▶ _Directive_: Leave every picture out and write out the records below exactly.

▶ _Available records_:
+---+

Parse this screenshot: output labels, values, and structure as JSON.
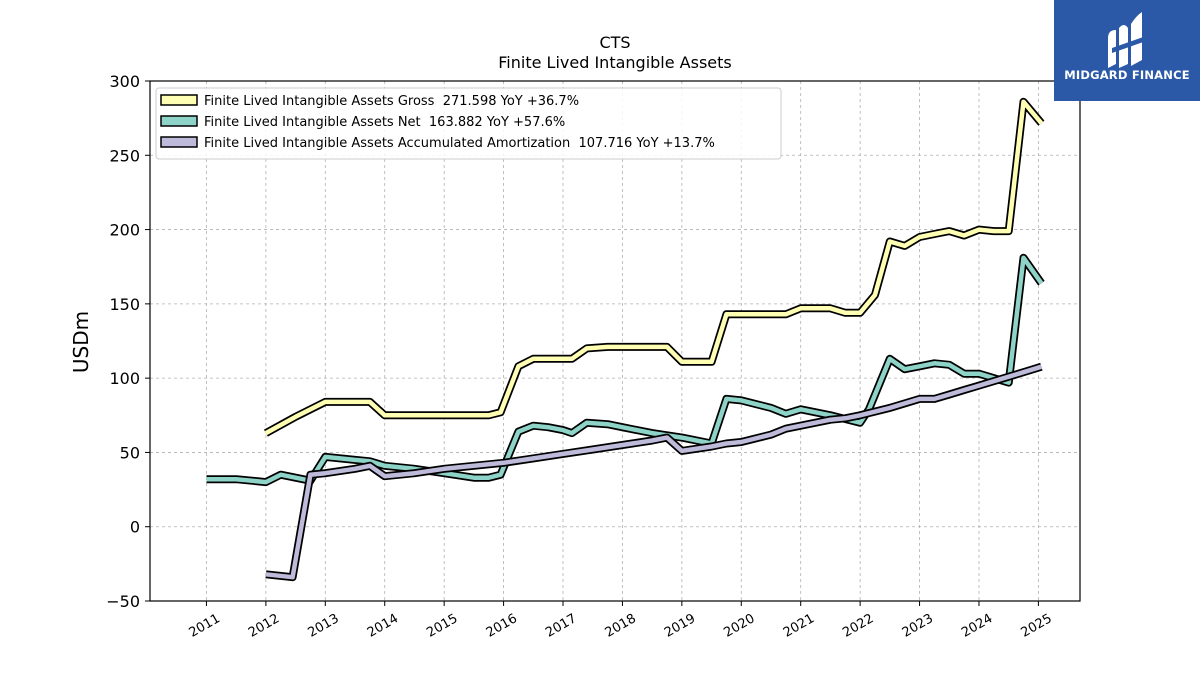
{
  "chart_data": {
    "type": "line",
    "title": "CTS",
    "subtitle": "Finite Lived Intangible Assets",
    "xlabel": "",
    "ylabel": "USDm",
    "ylim": [
      -50,
      300
    ],
    "xlim": [
      2010.05,
      2025.7
    ],
    "yticks": [
      -50,
      0,
      50,
      100,
      150,
      200,
      250,
      300
    ],
    "xticks": [
      2011,
      2012,
      2013,
      2014,
      2015,
      2016,
      2017,
      2018,
      2019,
      2020,
      2021,
      2022,
      2023,
      2024,
      2025
    ],
    "xtick_labels": [
      "2011",
      "2012",
      "2013",
      "2014",
      "2015",
      "2016",
      "2017",
      "2018",
      "2019",
      "2020",
      "2021",
      "2022",
      "2023",
      "2024",
      "2025"
    ],
    "ytick_labels": [
      "300",
      "250",
      "200",
      "150",
      "100",
      "50",
      "0",
      "−50"
    ],
    "grid": true,
    "legend_position": "top-left",
    "series": [
      {
        "name": "Finite Lived Intangible Assets Gross  271.598 YoY +36.7%",
        "color": "#ffffb3",
        "points": [
          [
            2012.0,
            63
          ],
          [
            2012.5,
            74
          ],
          [
            2013.0,
            84
          ],
          [
            2013.25,
            84
          ],
          [
            2013.75,
            84
          ],
          [
            2014.0,
            75
          ],
          [
            2014.5,
            75
          ],
          [
            2015.0,
            75
          ],
          [
            2015.5,
            75
          ],
          [
            2015.75,
            75
          ],
          [
            2015.95,
            77
          ],
          [
            2016.25,
            108
          ],
          [
            2016.5,
            113
          ],
          [
            2016.75,
            113
          ],
          [
            2017.0,
            113
          ],
          [
            2017.15,
            113
          ],
          [
            2017.4,
            120
          ],
          [
            2017.75,
            121
          ],
          [
            2018.0,
            121
          ],
          [
            2018.5,
            121
          ],
          [
            2018.75,
            121
          ],
          [
            2019.0,
            111
          ],
          [
            2019.5,
            111
          ],
          [
            2019.75,
            143
          ],
          [
            2020.0,
            143
          ],
          [
            2020.5,
            143
          ],
          [
            2020.75,
            143
          ],
          [
            2021.0,
            147
          ],
          [
            2021.25,
            147
          ],
          [
            2021.5,
            147
          ],
          [
            2021.75,
            144
          ],
          [
            2022.0,
            144
          ],
          [
            2022.25,
            156
          ],
          [
            2022.5,
            192
          ],
          [
            2022.75,
            189
          ],
          [
            2023.0,
            195
          ],
          [
            2023.25,
            197
          ],
          [
            2023.5,
            199
          ],
          [
            2023.75,
            196
          ],
          [
            2024.0,
            200
          ],
          [
            2024.25,
            199
          ],
          [
            2024.5,
            199
          ],
          [
            2024.75,
            286
          ],
          [
            2025.05,
            271.598
          ]
        ]
      },
      {
        "name": "Finite Lived Intangible Assets Net  163.882 YoY +57.6%",
        "color": "#8dd3c7",
        "points": [
          [
            2011.0,
            32
          ],
          [
            2011.5,
            32
          ],
          [
            2012.0,
            30
          ],
          [
            2012.25,
            35
          ],
          [
            2012.5,
            33
          ],
          [
            2012.75,
            31
          ],
          [
            2013.0,
            47
          ],
          [
            2013.5,
            45
          ],
          [
            2013.75,
            44
          ],
          [
            2014.0,
            41
          ],
          [
            2014.5,
            39
          ],
          [
            2015.0,
            36
          ],
          [
            2015.5,
            33
          ],
          [
            2015.75,
            33
          ],
          [
            2015.95,
            35
          ],
          [
            2016.25,
            64
          ],
          [
            2016.5,
            68
          ],
          [
            2016.75,
            67
          ],
          [
            2017.0,
            65
          ],
          [
            2017.15,
            63
          ],
          [
            2017.4,
            70
          ],
          [
            2017.75,
            69
          ],
          [
            2018.0,
            67
          ],
          [
            2018.5,
            63
          ],
          [
            2019.0,
            60
          ],
          [
            2019.5,
            56
          ],
          [
            2019.75,
            86
          ],
          [
            2020.0,
            85
          ],
          [
            2020.5,
            80
          ],
          [
            2020.75,
            76
          ],
          [
            2021.0,
            79
          ],
          [
            2021.5,
            75
          ],
          [
            2022.0,
            70
          ],
          [
            2022.15,
            79
          ],
          [
            2022.5,
            113
          ],
          [
            2022.75,
            106
          ],
          [
            2023.0,
            108
          ],
          [
            2023.25,
            110
          ],
          [
            2023.5,
            109
          ],
          [
            2023.75,
            103
          ],
          [
            2024.0,
            103
          ],
          [
            2024.5,
            97
          ],
          [
            2024.75,
            181
          ],
          [
            2025.05,
            163.882
          ]
        ]
      },
      {
        "name": "Finite Lived Intangible Assets Accumulated Amortization  107.716 YoY +13.7%",
        "color": "#bebada",
        "points": [
          [
            2012.0,
            -32
          ],
          [
            2012.45,
            -34
          ],
          [
            2012.75,
            35
          ],
          [
            2013.0,
            36
          ],
          [
            2013.5,
            39
          ],
          [
            2013.75,
            41
          ],
          [
            2014.0,
            34
          ],
          [
            2014.5,
            36
          ],
          [
            2015.0,
            39
          ],
          [
            2015.5,
            41
          ],
          [
            2016.0,
            43
          ],
          [
            2016.5,
            46
          ],
          [
            2017.0,
            49
          ],
          [
            2017.5,
            52
          ],
          [
            2018.0,
            55
          ],
          [
            2018.5,
            58
          ],
          [
            2018.75,
            60
          ],
          [
            2019.0,
            51
          ],
          [
            2019.5,
            54
          ],
          [
            2019.75,
            56
          ],
          [
            2020.0,
            57
          ],
          [
            2020.5,
            62
          ],
          [
            2020.75,
            66
          ],
          [
            2021.0,
            68
          ],
          [
            2021.5,
            72
          ],
          [
            2021.75,
            73
          ],
          [
            2022.0,
            75
          ],
          [
            2022.5,
            80
          ],
          [
            2022.75,
            83
          ],
          [
            2023.0,
            86
          ],
          [
            2023.25,
            86
          ],
          [
            2023.5,
            89
          ],
          [
            2023.75,
            92
          ],
          [
            2024.0,
            95
          ],
          [
            2024.5,
            101
          ],
          [
            2024.75,
            104
          ],
          [
            2025.05,
            107.716
          ]
        ]
      }
    ]
  },
  "logo": {
    "text": "MIDGARD FINANCE",
    "background": "#2b59a8"
  }
}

+---+

▶ _Task answer_:
Parse this screenshot: output labels, values, and structure as JSON.
{
  "chart_data": {
    "type": "line",
    "title": "CTS",
    "subtitle": "Finite Lived Intangible Assets",
    "xlabel": "",
    "ylabel": "USDm",
    "ylim": [
      -50,
      300
    ],
    "xlim": [
      2010.05,
      2025.7
    ],
    "yticks": [
      -50,
      0,
      50,
      100,
      150,
      200,
      250,
      300
    ],
    "xticks": [
      2011,
      2012,
      2013,
      2014,
      2015,
      2016,
      2017,
      2018,
      2019,
      2020,
      2021,
      2022,
      2023,
      2024,
      2025
    ],
    "xtick_labels": [
      "2011",
      "2012",
      "2013",
      "2014",
      "2015",
      "2016",
      "2017",
      "2018",
      "2019",
      "2020",
      "2021",
      "2022",
      "2023",
      "2024",
      "2025"
    ],
    "ytick_labels": [
      "300",
      "250",
      "200",
      "150",
      "100",
      "50",
      "0",
      "−50"
    ],
    "grid": true,
    "legend_position": "top-left",
    "series": [
      {
        "name": "Finite Lived Intangible Assets Gross  271.598 YoY +36.7%",
        "color": "#ffffb3",
        "points": [
          [
            2012.0,
            63
          ],
          [
            2012.5,
            74
          ],
          [
            2013.0,
            84
          ],
          [
            2013.25,
            84
          ],
          [
            2013.75,
            84
          ],
          [
            2014.0,
            75
          ],
          [
            2014.5,
            75
          ],
          [
            2015.0,
            75
          ],
          [
            2015.5,
            75
          ],
          [
            2015.75,
            75
          ],
          [
            2015.95,
            77
          ],
          [
            2016.25,
            108
          ],
          [
            2016.5,
            113
          ],
          [
            2016.75,
            113
          ],
          [
            2017.0,
            113
          ],
          [
            2017.15,
            113
          ],
          [
            2017.4,
            120
          ],
          [
            2017.75,
            121
          ],
          [
            2018.0,
            121
          ],
          [
            2018.5,
            121
          ],
          [
            2018.75,
            121
          ],
          [
            2019.0,
            111
          ],
          [
            2019.5,
            111
          ],
          [
            2019.75,
            143
          ],
          [
            2020.0,
            143
          ],
          [
            2020.5,
            143
          ],
          [
            2020.75,
            143
          ],
          [
            2021.0,
            147
          ],
          [
            2021.25,
            147
          ],
          [
            2021.5,
            147
          ],
          [
            2021.75,
            144
          ],
          [
            2022.0,
            144
          ],
          [
            2022.25,
            156
          ],
          [
            2022.5,
            192
          ],
          [
            2022.75,
            189
          ],
          [
            2023.0,
            195
          ],
          [
            2023.25,
            197
          ],
          [
            2023.5,
            199
          ],
          [
            2023.75,
            196
          ],
          [
            2024.0,
            200
          ],
          [
            2024.25,
            199
          ],
          [
            2024.5,
            199
          ],
          [
            2024.75,
            286
          ],
          [
            2025.05,
            271.598
          ]
        ]
      },
      {
        "name": "Finite Lived Intangible Assets Net  163.882 YoY +57.6%",
        "color": "#8dd3c7",
        "points": [
          [
            2011.0,
            32
          ],
          [
            2011.5,
            32
          ],
          [
            2012.0,
            30
          ],
          [
            2012.25,
            35
          ],
          [
            2012.5,
            33
          ],
          [
            2012.75,
            31
          ],
          [
            2013.0,
            47
          ],
          [
            2013.5,
            45
          ],
          [
            2013.75,
            44
          ],
          [
            2014.0,
            41
          ],
          [
            2014.5,
            39
          ],
          [
            2015.0,
            36
          ],
          [
            2015.5,
            33
          ],
          [
            2015.75,
            33
          ],
          [
            2015.95,
            35
          ],
          [
            2016.25,
            64
          ],
          [
            2016.5,
            68
          ],
          [
            2016.75,
            67
          ],
          [
            2017.0,
            65
          ],
          [
            2017.15,
            63
          ],
          [
            2017.4,
            70
          ],
          [
            2017.75,
            69
          ],
          [
            2018.0,
            67
          ],
          [
            2018.5,
            63
          ],
          [
            2019.0,
            60
          ],
          [
            2019.5,
            56
          ],
          [
            2019.75,
            86
          ],
          [
            2020.0,
            85
          ],
          [
            2020.5,
            80
          ],
          [
            2020.75,
            76
          ],
          [
            2021.0,
            79
          ],
          [
            2021.5,
            75
          ],
          [
            2022.0,
            70
          ],
          [
            2022.15,
            79
          ],
          [
            2022.5,
            113
          ],
          [
            2022.75,
            106
          ],
          [
            2023.0,
            108
          ],
          [
            2023.25,
            110
          ],
          [
            2023.5,
            109
          ],
          [
            2023.75,
            103
          ],
          [
            2024.0,
            103
          ],
          [
            2024.5,
            97
          ],
          [
            2024.75,
            181
          ],
          [
            2025.05,
            163.882
          ]
        ]
      },
      {
        "name": "Finite Lived Intangible Assets Accumulated Amortization  107.716 YoY +13.7%",
        "color": "#bebada",
        "points": [
          [
            2012.0,
            -32
          ],
          [
            2012.45,
            -34
          ],
          [
            2012.75,
            35
          ],
          [
            2013.0,
            36
          ],
          [
            2013.5,
            39
          ],
          [
            2013.75,
            41
          ],
          [
            2014.0,
            34
          ],
          [
            2014.5,
            36
          ],
          [
            2015.0,
            39
          ],
          [
            2015.5,
            41
          ],
          [
            2016.0,
            43
          ],
          [
            2016.5,
            46
          ],
          [
            2017.0,
            49
          ],
          [
            2017.5,
            52
          ],
          [
            2018.0,
            55
          ],
          [
            2018.5,
            58
          ],
          [
            2018.75,
            60
          ],
          [
            2019.0,
            51
          ],
          [
            2019.5,
            54
          ],
          [
            2019.75,
            56
          ],
          [
            2020.0,
            57
          ],
          [
            2020.5,
            62
          ],
          [
            2020.75,
            66
          ],
          [
            2021.0,
            68
          ],
          [
            2021.5,
            72
          ],
          [
            2021.75,
            73
          ],
          [
            2022.0,
            75
          ],
          [
            2022.5,
            80
          ],
          [
            2022.75,
            83
          ],
          [
            2023.0,
            86
          ],
          [
            2023.25,
            86
          ],
          [
            2023.5,
            89
          ],
          [
            2023.75,
            92
          ],
          [
            2024.0,
            95
          ],
          [
            2024.5,
            101
          ],
          [
            2024.75,
            104
          ],
          [
            2025.05,
            107.716
          ]
        ]
      }
    ]
  },
  "logo": {
    "text": "MIDGARD FINANCE",
    "background": "#2b59a8"
  }
}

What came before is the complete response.